[Entries taken from a collection]
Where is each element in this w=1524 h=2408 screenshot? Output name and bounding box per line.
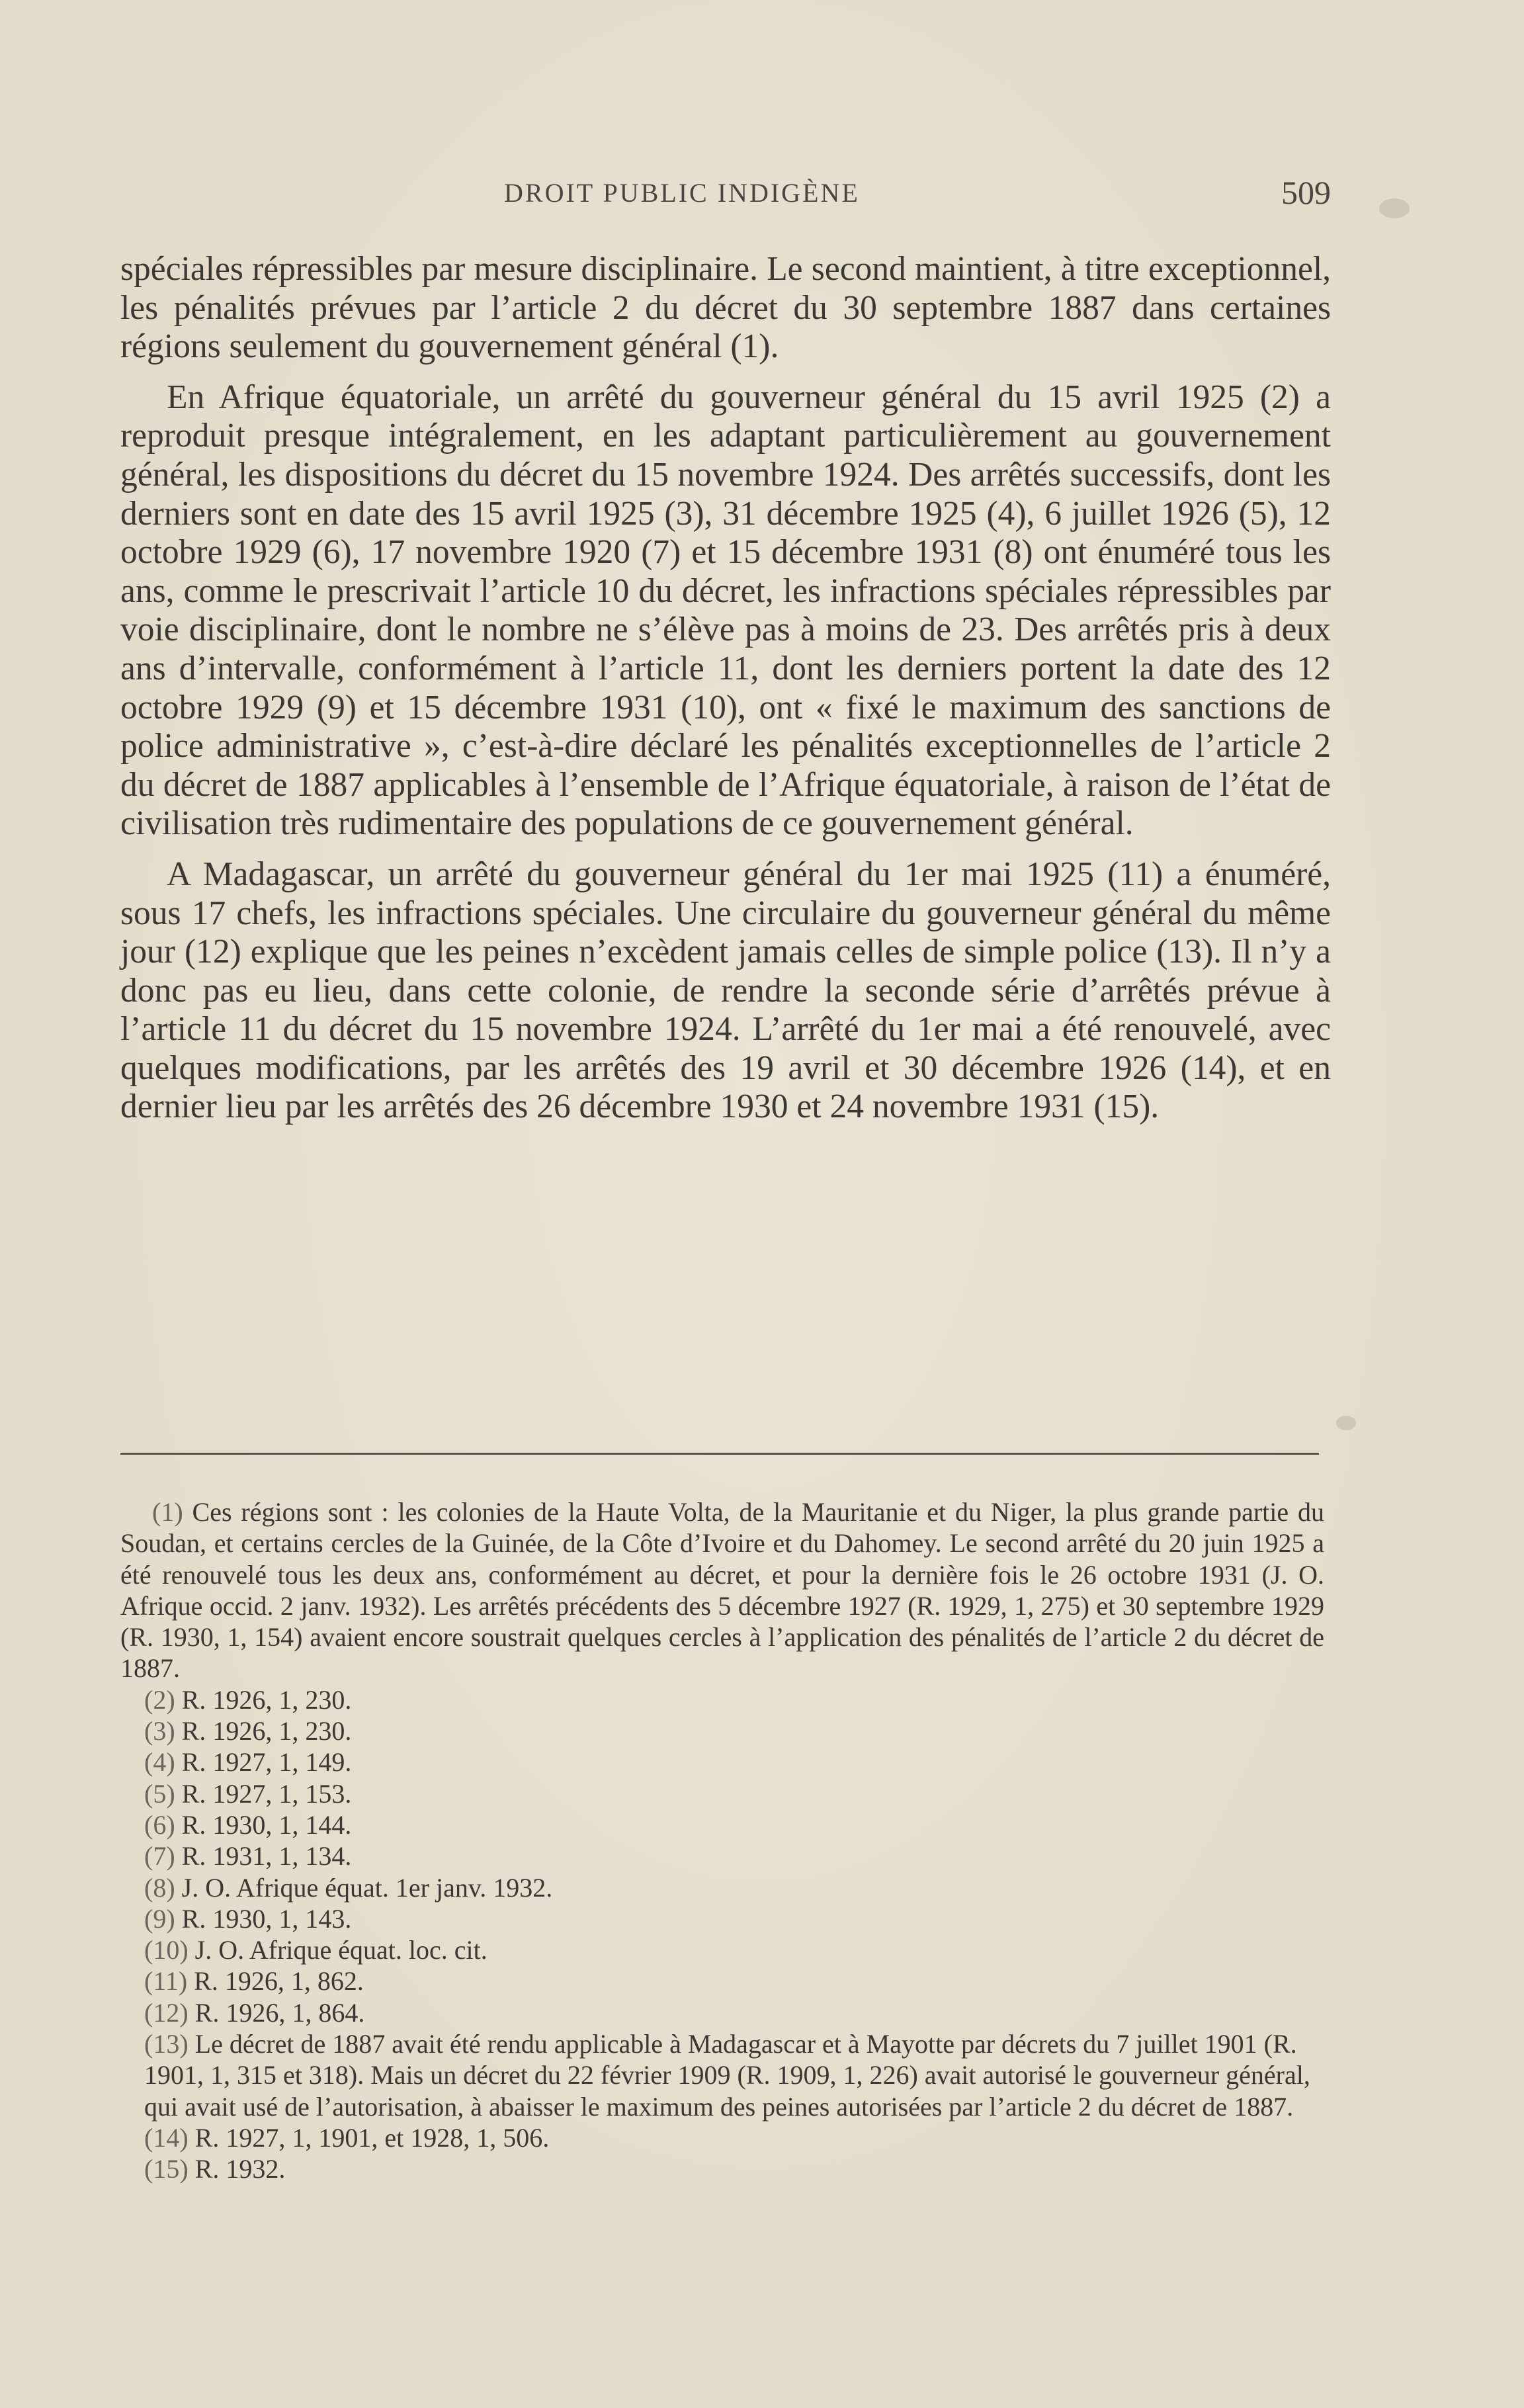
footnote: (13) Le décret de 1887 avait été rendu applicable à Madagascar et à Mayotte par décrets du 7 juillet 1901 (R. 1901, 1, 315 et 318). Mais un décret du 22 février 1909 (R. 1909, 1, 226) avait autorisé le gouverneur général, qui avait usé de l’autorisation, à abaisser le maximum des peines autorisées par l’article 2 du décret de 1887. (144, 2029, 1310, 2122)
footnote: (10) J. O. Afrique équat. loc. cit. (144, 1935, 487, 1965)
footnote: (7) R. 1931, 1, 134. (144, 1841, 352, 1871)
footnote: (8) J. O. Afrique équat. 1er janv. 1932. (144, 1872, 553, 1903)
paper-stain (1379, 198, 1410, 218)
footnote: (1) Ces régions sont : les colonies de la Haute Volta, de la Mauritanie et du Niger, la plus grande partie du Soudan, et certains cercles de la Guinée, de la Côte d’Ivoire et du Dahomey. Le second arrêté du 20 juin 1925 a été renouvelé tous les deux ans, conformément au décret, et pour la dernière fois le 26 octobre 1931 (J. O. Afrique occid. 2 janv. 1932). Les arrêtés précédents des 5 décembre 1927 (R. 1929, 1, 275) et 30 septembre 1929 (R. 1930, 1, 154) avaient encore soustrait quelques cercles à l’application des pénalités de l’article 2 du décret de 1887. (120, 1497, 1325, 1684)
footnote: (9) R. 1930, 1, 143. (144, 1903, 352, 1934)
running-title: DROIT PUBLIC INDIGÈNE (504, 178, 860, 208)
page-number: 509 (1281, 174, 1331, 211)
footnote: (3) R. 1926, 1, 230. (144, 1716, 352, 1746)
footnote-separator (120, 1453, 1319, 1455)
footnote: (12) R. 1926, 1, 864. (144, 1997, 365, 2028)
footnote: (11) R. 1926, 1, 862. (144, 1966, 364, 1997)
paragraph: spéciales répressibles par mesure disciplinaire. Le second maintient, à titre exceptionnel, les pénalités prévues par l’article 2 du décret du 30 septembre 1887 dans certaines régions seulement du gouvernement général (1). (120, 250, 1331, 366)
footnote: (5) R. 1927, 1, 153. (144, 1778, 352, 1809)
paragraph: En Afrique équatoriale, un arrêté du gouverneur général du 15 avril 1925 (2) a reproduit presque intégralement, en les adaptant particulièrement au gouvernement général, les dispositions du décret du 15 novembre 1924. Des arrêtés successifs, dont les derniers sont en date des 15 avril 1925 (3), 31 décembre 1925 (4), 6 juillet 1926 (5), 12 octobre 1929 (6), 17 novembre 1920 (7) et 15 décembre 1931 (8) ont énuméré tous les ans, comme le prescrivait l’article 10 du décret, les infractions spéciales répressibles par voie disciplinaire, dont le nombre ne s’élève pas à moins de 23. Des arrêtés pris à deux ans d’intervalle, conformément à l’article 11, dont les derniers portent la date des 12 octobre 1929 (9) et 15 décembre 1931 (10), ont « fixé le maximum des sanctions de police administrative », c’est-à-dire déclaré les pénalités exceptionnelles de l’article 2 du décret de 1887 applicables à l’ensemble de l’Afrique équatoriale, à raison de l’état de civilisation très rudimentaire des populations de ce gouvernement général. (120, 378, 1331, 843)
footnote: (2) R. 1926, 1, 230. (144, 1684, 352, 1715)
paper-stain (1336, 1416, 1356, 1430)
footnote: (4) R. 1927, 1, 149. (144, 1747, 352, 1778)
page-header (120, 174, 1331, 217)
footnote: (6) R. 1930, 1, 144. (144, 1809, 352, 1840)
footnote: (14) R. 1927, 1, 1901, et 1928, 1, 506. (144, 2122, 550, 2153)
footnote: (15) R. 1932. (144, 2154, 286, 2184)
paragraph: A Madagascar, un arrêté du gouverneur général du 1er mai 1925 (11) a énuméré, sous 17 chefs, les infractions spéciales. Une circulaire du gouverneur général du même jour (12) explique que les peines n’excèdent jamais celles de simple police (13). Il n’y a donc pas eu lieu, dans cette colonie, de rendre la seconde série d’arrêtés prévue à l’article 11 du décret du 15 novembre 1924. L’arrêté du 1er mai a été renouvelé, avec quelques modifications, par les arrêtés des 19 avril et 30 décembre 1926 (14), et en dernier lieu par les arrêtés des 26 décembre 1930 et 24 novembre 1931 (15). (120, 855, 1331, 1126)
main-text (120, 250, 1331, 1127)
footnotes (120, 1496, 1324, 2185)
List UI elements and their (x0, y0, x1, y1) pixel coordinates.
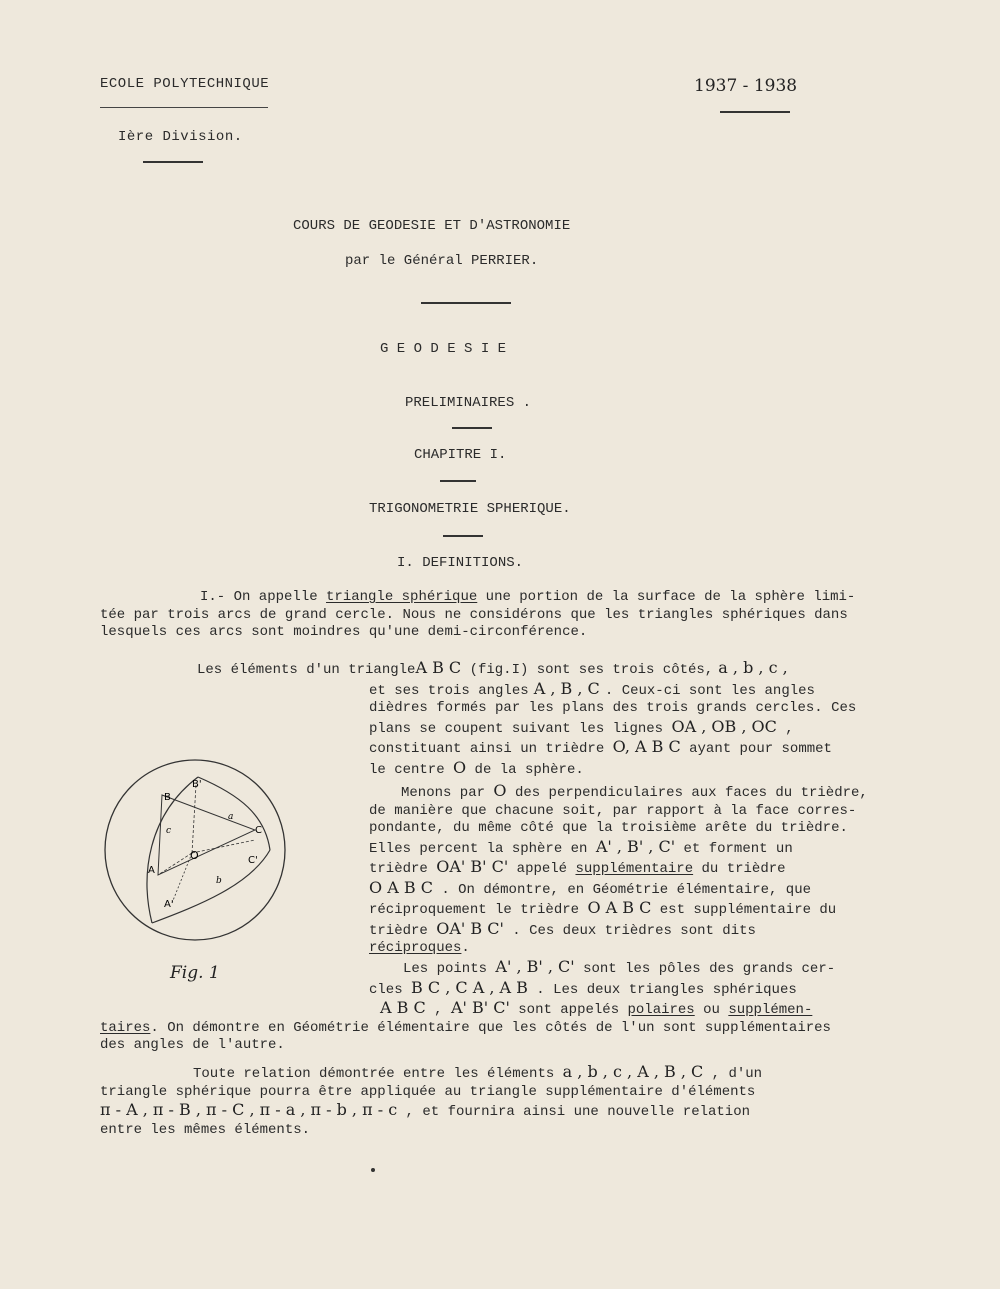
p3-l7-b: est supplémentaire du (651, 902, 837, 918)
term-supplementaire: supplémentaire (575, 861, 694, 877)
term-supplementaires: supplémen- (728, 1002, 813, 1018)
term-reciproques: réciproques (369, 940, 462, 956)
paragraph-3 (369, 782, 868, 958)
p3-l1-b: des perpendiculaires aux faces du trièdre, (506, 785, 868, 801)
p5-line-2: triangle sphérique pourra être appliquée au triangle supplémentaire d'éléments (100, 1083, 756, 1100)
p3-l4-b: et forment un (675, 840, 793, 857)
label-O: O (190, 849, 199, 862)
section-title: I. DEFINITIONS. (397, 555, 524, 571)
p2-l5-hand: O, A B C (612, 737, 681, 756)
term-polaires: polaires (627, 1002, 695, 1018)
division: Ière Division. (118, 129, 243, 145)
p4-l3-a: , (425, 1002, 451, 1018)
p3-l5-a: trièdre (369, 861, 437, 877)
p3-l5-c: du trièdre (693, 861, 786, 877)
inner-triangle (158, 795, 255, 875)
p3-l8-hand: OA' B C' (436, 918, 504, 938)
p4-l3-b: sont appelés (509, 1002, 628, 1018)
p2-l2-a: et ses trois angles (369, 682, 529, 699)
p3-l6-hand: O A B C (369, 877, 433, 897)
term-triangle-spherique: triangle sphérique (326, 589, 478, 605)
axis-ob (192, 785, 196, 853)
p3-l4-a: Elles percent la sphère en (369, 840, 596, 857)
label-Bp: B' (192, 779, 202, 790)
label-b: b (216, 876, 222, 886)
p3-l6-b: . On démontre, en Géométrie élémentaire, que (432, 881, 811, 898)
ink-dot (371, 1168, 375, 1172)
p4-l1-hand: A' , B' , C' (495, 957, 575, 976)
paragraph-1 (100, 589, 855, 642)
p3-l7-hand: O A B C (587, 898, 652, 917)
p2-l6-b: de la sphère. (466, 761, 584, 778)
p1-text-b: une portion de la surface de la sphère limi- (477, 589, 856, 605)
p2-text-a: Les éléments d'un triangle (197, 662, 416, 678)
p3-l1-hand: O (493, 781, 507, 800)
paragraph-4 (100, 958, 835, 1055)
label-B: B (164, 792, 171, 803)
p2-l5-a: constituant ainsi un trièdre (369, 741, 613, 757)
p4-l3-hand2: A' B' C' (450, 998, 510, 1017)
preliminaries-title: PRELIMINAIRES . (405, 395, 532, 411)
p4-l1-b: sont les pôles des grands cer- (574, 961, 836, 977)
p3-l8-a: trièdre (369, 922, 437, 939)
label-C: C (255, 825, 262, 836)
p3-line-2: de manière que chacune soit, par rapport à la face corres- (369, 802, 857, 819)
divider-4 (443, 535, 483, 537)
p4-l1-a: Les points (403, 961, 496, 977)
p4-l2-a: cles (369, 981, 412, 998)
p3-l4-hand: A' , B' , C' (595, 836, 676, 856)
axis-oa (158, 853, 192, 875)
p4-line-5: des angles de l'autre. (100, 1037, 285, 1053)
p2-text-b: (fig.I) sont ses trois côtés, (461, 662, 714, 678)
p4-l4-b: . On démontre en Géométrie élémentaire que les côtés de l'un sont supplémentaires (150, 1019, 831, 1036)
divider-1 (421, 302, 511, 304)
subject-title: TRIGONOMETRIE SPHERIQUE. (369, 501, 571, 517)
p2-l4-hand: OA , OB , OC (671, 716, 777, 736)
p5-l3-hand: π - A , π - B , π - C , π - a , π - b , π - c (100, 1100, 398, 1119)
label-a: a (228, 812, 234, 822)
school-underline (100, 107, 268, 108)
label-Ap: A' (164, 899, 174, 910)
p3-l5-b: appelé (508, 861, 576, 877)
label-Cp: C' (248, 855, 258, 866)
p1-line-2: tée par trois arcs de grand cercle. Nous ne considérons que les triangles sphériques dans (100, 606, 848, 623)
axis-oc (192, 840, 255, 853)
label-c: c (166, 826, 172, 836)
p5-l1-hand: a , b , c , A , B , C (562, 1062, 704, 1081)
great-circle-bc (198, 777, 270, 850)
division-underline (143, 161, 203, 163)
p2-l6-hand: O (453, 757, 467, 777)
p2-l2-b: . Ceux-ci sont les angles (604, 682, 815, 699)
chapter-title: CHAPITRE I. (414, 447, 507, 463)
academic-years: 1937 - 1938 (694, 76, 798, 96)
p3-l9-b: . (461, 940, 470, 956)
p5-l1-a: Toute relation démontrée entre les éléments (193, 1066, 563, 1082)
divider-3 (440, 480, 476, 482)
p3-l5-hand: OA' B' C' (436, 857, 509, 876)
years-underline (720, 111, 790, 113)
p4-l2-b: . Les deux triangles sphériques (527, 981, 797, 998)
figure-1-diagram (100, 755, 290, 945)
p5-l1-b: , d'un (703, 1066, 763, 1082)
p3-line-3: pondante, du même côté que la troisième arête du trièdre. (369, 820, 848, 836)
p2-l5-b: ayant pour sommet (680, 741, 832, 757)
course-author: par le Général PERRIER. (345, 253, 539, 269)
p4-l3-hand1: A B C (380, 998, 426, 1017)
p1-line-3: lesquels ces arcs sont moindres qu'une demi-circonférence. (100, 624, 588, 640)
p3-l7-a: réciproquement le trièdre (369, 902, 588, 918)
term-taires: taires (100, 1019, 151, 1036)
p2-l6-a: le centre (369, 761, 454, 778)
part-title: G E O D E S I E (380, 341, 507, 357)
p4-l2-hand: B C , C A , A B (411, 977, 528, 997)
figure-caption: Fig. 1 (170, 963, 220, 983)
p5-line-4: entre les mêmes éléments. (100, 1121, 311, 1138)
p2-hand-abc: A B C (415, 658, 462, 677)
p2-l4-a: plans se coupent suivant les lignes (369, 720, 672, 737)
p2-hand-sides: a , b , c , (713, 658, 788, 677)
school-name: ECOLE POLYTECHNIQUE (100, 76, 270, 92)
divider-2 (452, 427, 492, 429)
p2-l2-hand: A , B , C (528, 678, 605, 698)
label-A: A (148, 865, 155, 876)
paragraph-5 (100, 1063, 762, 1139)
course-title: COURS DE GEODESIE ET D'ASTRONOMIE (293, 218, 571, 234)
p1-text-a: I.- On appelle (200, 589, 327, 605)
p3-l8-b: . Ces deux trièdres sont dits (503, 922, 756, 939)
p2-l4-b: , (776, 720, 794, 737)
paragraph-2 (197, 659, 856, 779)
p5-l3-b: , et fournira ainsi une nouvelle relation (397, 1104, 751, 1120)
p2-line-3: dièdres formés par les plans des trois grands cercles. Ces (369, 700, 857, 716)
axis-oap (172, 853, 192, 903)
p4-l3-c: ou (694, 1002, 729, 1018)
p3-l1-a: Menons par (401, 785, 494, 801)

*YOUR INSTRUCTIONS*. Extract the lines of the items starting with the line containing "footnote: (13) Le" and going on through the line containing "footnote: (11) R.", and repeat them exactly.

*EXERCISE RESPONSE*.
footnote: (13) Le décret de 1887 avait été rendu applicable à Madagascar et à Mayotte par décrets du 7 juillet 1901 (R. 1901, 1, 315 et 318). Mais un décret du 22 février 1909 (R. 1909, 1, 226) avait autorisé le gouverneur général, qui avait usé de l’autorisation, à abaisser le maximum des peines autorisées par l’article 2 du décret de 1887. (144, 2029, 1310, 2122)
footnote: (10) J. O. Afrique équat. loc. cit. (144, 1935, 487, 1965)
footnote: (7) R. 1931, 1, 134. (144, 1841, 352, 1871)
footnote: (8) J. O. Afrique équat. 1er janv. 1932. (144, 1872, 553, 1903)
paper-stain (1379, 198, 1410, 218)
footnote: (1) Ces régions sont : les colonies de la Haute Volta, de la Mauritanie et du Niger, la plus grande partie du Soudan, et certains cercles de la Guinée, de la Côte d’Ivoire et du Dahomey. Le second arrêté du 20 juin 1925 a été renouvelé tous les deux ans, conformément au décret, et pour la dernière fois le 26 octobre 1931 (J. O. Afrique occid. 2 janv. 1932). Les arrêtés précédents des 5 décembre 1927 (R. 1929, 1, 275) et 30 septembre 1929 (R. 1930, 1, 154) avaient encore soustrait quelques cercles à l’application des pénalités de l’article 2 du décret de 1887. (120, 1497, 1325, 1684)
footnote: (9) R. 1930, 1, 143. (144, 1903, 352, 1934)
running-title: DROIT PUBLIC INDIGÈNE (504, 178, 860, 208)
page-number: 509 (1281, 174, 1331, 211)
footnote: (3) R. 1926, 1, 230. (144, 1716, 352, 1746)
footnote-separator (120, 1453, 1319, 1455)
footnote: (12) R. 1926, 1, 864. (144, 1997, 365, 2028)
footnote: (11) R. 1926, 1, 862. (144, 1966, 364, 1997)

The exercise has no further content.